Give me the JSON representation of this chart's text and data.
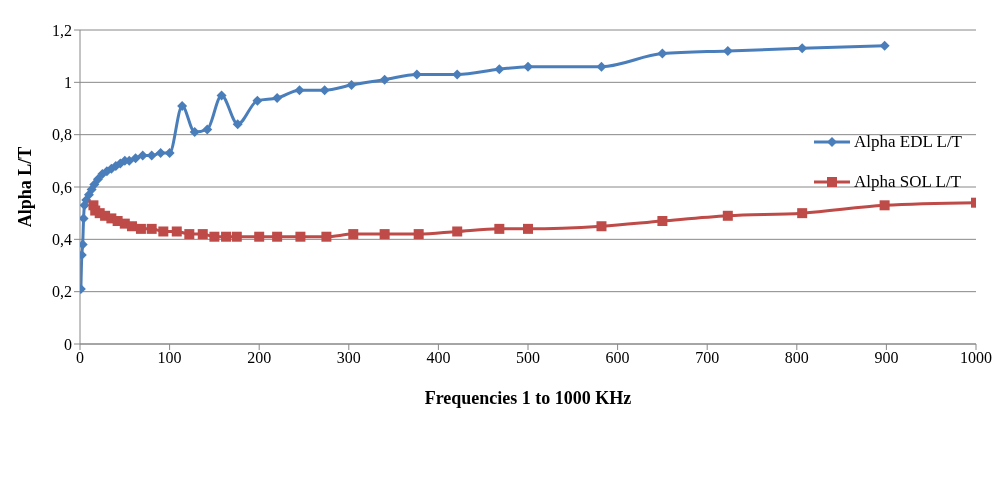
{
  "chart_data": {
    "type": "line",
    "xlabel": "Frequencies 1 to 1000 KHz",
    "ylabel": "Alpha L/T",
    "xlim": [
      0,
      1000
    ],
    "xticks": [
      0,
      100,
      200,
      300,
      400,
      500,
      600,
      700,
      800,
      900,
      1000
    ],
    "ylim": [
      0,
      1.2
    ],
    "yticks": [
      0,
      {
        "value": 0.2,
        "label": "0,2"
      },
      {
        "value": 0.4,
        "label": "0,4"
      },
      {
        "value": 0.6,
        "label": "0,6"
      },
      {
        "value": 0.8,
        "label": "0,8"
      },
      1,
      {
        "value": 1.2,
        "label": "1,2"
      }
    ],
    "grid": "y",
    "legend": "right",
    "line_style": "solid",
    "series": [
      {
        "name": "Alpha EDL L/T",
        "color": "#4a7ebb",
        "marker": "diamond",
        "x": [
          1,
          2,
          3,
          4,
          5,
          7,
          10,
          13,
          16,
          20,
          25,
          30,
          35,
          40,
          45,
          50,
          55,
          62,
          70,
          80,
          90,
          100,
          114,
          128,
          142,
          158,
          176,
          198,
          220,
          245,
          273,
          303,
          340,
          376,
          421,
          468,
          500,
          582,
          650,
          723,
          806,
          898
        ],
        "values": [
          0.21,
          0.34,
          0.38,
          0.48,
          0.53,
          0.55,
          0.57,
          0.59,
          0.61,
          0.63,
          0.65,
          0.66,
          0.67,
          0.68,
          0.69,
          0.7,
          0.7,
          0.71,
          0.72,
          0.72,
          0.73,
          0.73,
          0.91,
          0.81,
          0.82,
          0.95,
          0.84,
          0.93,
          0.94,
          0.97,
          0.97,
          0.99,
          1.01,
          1.03,
          1.03,
          1.05,
          1.06,
          1.06,
          1.11,
          1.12,
          1.13,
          1.14
        ]
      },
      {
        "name": "Alpha SOL L/T",
        "color": "#be4b48",
        "marker": "square",
        "x": [
          15,
          17,
          22,
          28,
          35,
          42,
          50,
          58,
          68,
          80,
          93,
          108,
          122,
          137,
          150,
          163,
          175,
          200,
          220,
          246,
          275,
          305,
          340,
          378,
          421,
          468,
          500,
          582,
          650,
          723,
          806,
          898,
          1000
        ],
        "values": [
          0.53,
          0.51,
          0.5,
          0.49,
          0.48,
          0.47,
          0.46,
          0.45,
          0.44,
          0.44,
          0.43,
          0.43,
          0.42,
          0.42,
          0.41,
          0.41,
          0.41,
          0.41,
          0.41,
          0.41,
          0.41,
          0.42,
          0.42,
          0.42,
          0.43,
          0.44,
          0.44,
          0.45,
          0.47,
          0.49,
          0.5,
          0.53,
          0.54
        ]
      }
    ]
  }
}
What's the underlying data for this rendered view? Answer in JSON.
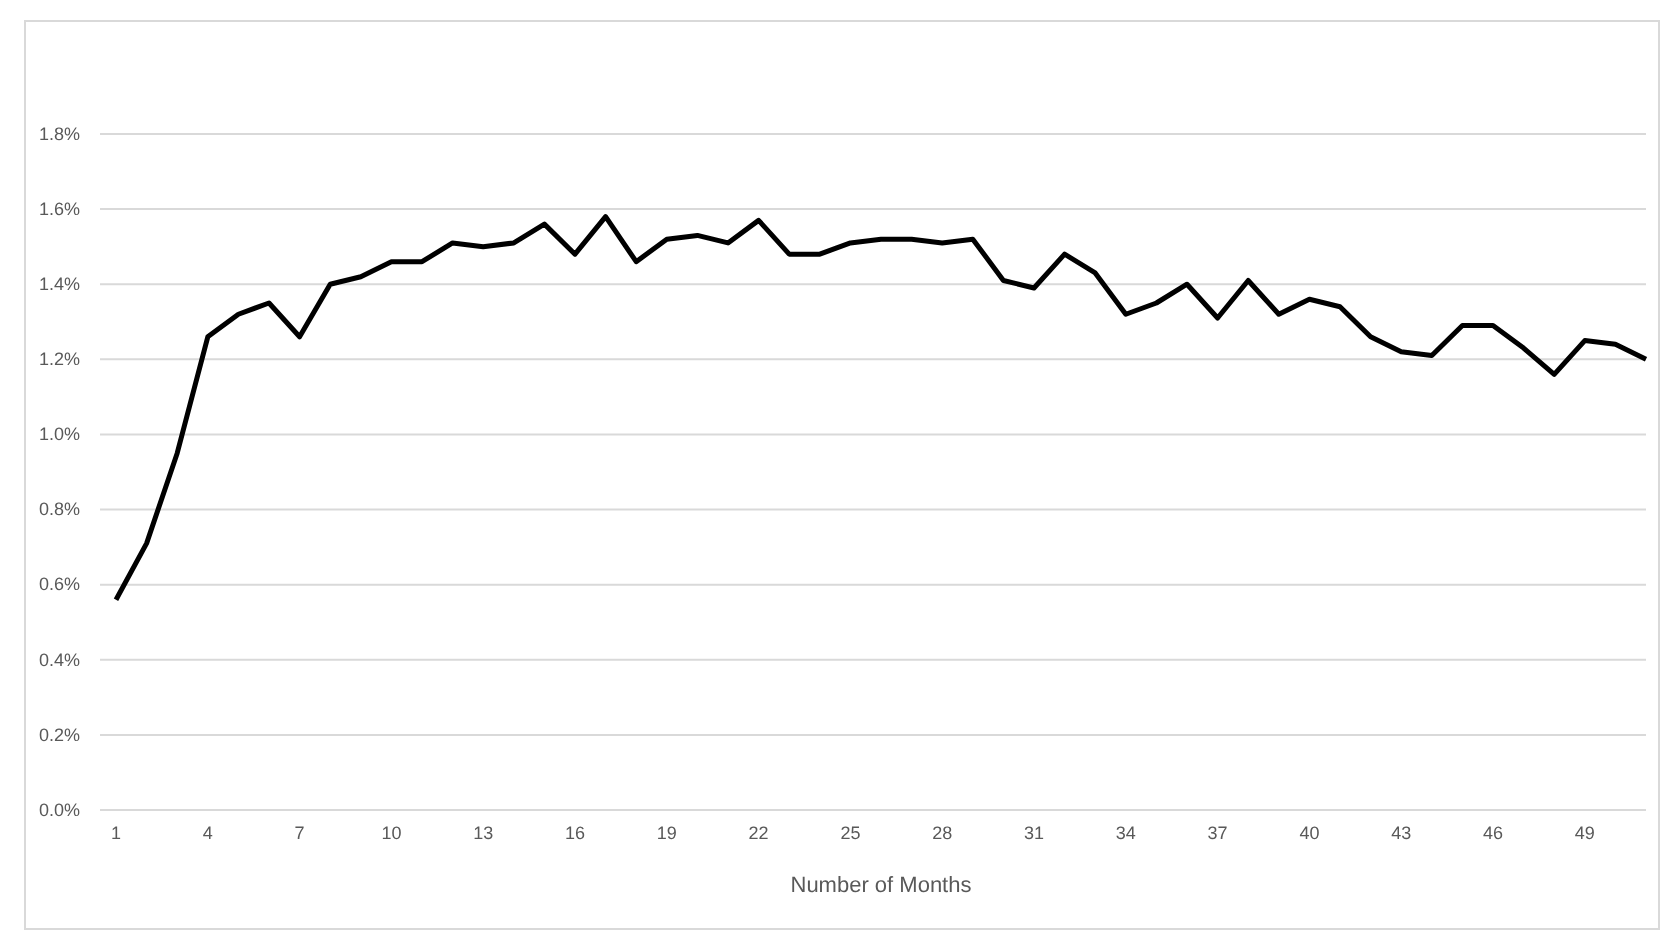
{
  "chart_data": {
    "type": "line",
    "xlabel": "Number of Months",
    "categories": [
      "1",
      null,
      null,
      "4",
      null,
      null,
      "7",
      null,
      null,
      "10",
      null,
      null,
      "13",
      null,
      null,
      "16",
      null,
      null,
      "19",
      null,
      null,
      "22",
      null,
      null,
      "25",
      null,
      null,
      "28",
      null,
      null,
      "31",
      null,
      null,
      "34",
      null,
      null,
      "37",
      null,
      null,
      "40",
      null,
      null,
      "43",
      null,
      null,
      "46",
      null,
      null,
      "49",
      null,
      null
    ],
    "series": [
      {
        "color": "#000000",
        "values": [
          0.56,
          0.71,
          0.95,
          1.26,
          1.32,
          1.35,
          1.26,
          1.4,
          1.42,
          1.46,
          1.46,
          1.51,
          1.5,
          1.51,
          1.56,
          1.48,
          1.58,
          1.46,
          1.52,
          1.53,
          1.51,
          1.57,
          1.48,
          1.48,
          1.51,
          1.52,
          1.52,
          1.51,
          1.52,
          1.41,
          1.39,
          1.48,
          1.43,
          1.32,
          1.35,
          1.4,
          1.31,
          1.41,
          1.32,
          1.36,
          1.34,
          1.26,
          1.22,
          1.21,
          1.29,
          1.29,
          1.23,
          1.16,
          1.25,
          1.24,
          1.2
        ]
      }
    ],
    "ylim": [
      0,
      1.8
    ],
    "yticks": [
      {
        "value": 0,
        "label": "0.0%"
      },
      {
        "value": 0.2,
        "label": "0.2%"
      },
      {
        "value": 0.4,
        "label": "0.4%"
      },
      {
        "value": 0.6,
        "label": "0.6%"
      },
      {
        "value": 0.8,
        "label": "0.8%"
      },
      {
        "value": 1.0,
        "label": "1.0%"
      },
      {
        "value": 1.2,
        "label": "1.2%"
      },
      {
        "value": 1.4,
        "label": "1.4%"
      },
      {
        "value": 1.6,
        "label": "1.6%"
      },
      {
        "value": 1.8,
        "label": "1.8%"
      }
    ],
    "grid": "y",
    "marker": "none",
    "line_style": "solid"
  }
}
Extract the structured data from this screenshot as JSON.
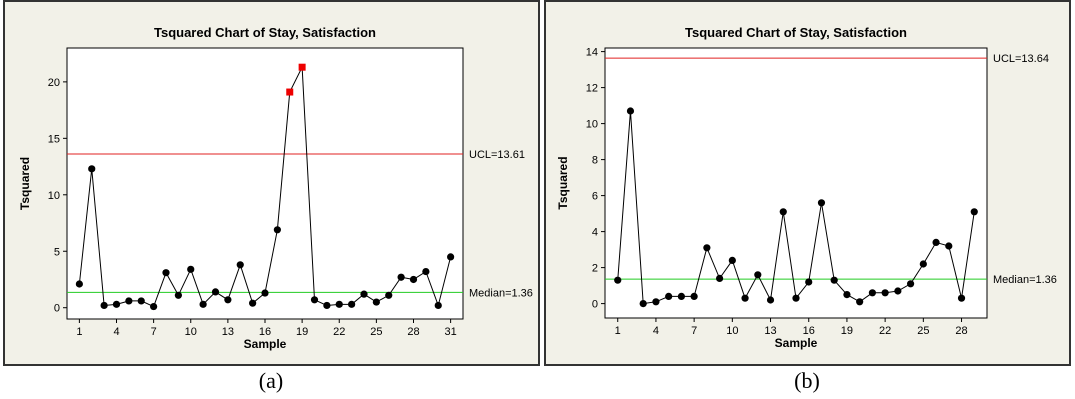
{
  "captions": [
    "(a)",
    "(b)"
  ],
  "colors": {
    "ucl": "#e02020",
    "median": "#22cc22",
    "point": "#000000",
    "outlier": "#ee0000"
  },
  "chart_data": [
    {
      "type": "line",
      "title": "Tsquared Chart of Stay, Satisfaction",
      "xlabel": "Sample",
      "ylabel": "Tsquared",
      "xlim": [
        0,
        32
      ],
      "ylim": [
        -1,
        23
      ],
      "xticks": [
        1,
        4,
        7,
        10,
        13,
        16,
        19,
        22,
        25,
        28,
        31
      ],
      "yticks": [
        0,
        5,
        10,
        15,
        20
      ],
      "ucl": {
        "value": 13.61,
        "label": "UCL=13.61"
      },
      "median": {
        "value": 1.36,
        "label": "Median=1.36"
      },
      "x": [
        1,
        2,
        3,
        4,
        5,
        6,
        7,
        8,
        9,
        10,
        11,
        12,
        13,
        14,
        15,
        16,
        17,
        18,
        19,
        20,
        21,
        22,
        23,
        24,
        25,
        26,
        27,
        28,
        29,
        30,
        31
      ],
      "values": [
        2.1,
        12.3,
        0.2,
        0.3,
        0.6,
        0.6,
        0.1,
        3.1,
        1.1,
        3.4,
        0.3,
        1.4,
        0.7,
        3.8,
        0.4,
        1.3,
        6.9,
        19.1,
        21.3,
        0.7,
        0.2,
        0.3,
        0.3,
        1.2,
        0.5,
        1.1,
        2.7,
        2.5,
        3.2,
        0.2,
        4.5
      ],
      "outliers": [
        18,
        19
      ]
    },
    {
      "type": "line",
      "title": "Tsquared Chart of Stay, Satisfaction",
      "xlabel": "Sample",
      "ylabel": "Tsquared",
      "xlim": [
        0,
        30
      ],
      "ylim": [
        -0.8,
        14.2
      ],
      "xticks": [
        1,
        4,
        7,
        10,
        13,
        16,
        19,
        22,
        25,
        28
      ],
      "yticks": [
        0,
        2,
        4,
        6,
        8,
        10,
        12,
        14
      ],
      "ucl": {
        "value": 13.64,
        "label": "UCL=13.64"
      },
      "median": {
        "value": 1.36,
        "label": "Median=1.36"
      },
      "x": [
        1,
        2,
        3,
        4,
        5,
        6,
        7,
        8,
        9,
        10,
        11,
        12,
        13,
        14,
        15,
        16,
        17,
        18,
        19,
        20,
        21,
        22,
        23,
        24,
        25,
        26,
        27,
        28,
        29
      ],
      "values": [
        1.3,
        10.7,
        0.0,
        0.1,
        0.4,
        0.4,
        0.4,
        3.1,
        1.4,
        2.4,
        0.3,
        1.6,
        0.2,
        5.1,
        0.3,
        1.2,
        5.6,
        1.3,
        0.5,
        0.1,
        0.6,
        0.6,
        0.7,
        1.1,
        2.2,
        3.4,
        3.2,
        0.3,
        5.1
      ],
      "outliers": []
    }
  ]
}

→ OBJECTIVE
Pull out every line of the entries that includes the word "this".

→ EXERCISE RESULT
Give me the JSON representation of this chart's text and data.
What's the underlying data for this rendered view? Answer in JSON.
Extract the structured data from this screenshot as JSON.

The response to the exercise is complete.